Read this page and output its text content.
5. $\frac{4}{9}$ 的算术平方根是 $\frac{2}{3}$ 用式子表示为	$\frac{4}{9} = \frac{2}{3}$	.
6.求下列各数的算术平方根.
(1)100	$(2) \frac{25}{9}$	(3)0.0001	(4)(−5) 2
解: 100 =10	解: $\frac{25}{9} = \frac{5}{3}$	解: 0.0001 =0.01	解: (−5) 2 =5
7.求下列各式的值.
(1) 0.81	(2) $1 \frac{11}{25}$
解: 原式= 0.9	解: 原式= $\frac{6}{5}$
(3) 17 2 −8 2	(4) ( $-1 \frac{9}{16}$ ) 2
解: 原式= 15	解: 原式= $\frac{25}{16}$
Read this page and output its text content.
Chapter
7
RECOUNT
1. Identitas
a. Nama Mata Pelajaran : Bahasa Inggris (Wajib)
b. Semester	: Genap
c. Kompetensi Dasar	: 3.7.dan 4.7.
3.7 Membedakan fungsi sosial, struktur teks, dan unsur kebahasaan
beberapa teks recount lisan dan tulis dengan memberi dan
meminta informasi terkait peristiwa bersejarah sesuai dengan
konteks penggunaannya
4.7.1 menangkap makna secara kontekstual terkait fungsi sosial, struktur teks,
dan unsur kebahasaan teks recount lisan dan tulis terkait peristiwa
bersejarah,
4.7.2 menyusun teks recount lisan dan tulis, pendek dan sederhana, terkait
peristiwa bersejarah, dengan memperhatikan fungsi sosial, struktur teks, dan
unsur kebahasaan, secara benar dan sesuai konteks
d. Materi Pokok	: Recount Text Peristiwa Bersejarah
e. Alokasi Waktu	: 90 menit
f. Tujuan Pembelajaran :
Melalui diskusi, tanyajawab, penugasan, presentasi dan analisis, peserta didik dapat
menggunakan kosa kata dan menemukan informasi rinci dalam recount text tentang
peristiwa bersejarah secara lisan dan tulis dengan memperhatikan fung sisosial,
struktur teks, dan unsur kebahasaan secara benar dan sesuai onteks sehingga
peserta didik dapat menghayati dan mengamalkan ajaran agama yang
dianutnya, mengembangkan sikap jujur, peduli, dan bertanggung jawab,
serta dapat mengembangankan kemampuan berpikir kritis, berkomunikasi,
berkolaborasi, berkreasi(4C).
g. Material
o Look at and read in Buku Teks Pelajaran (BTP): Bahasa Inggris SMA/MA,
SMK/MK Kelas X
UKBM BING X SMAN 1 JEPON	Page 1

> [Stated exercise] Which lines hold the word "unsur"? Return all of them from the records above.

> [Response to this exercise]
3.7 Membedakan fungsi sosial, struktur teks, dan unsur kebahasaan
dan unsur kebahasaan teks recount lisan dan tulis terkait peristiwa
unsur kebahasaan, secara benar dan sesuai konteks
struktur teks, dan unsur kebahasaan secara benar dan sesuai onteks sehingga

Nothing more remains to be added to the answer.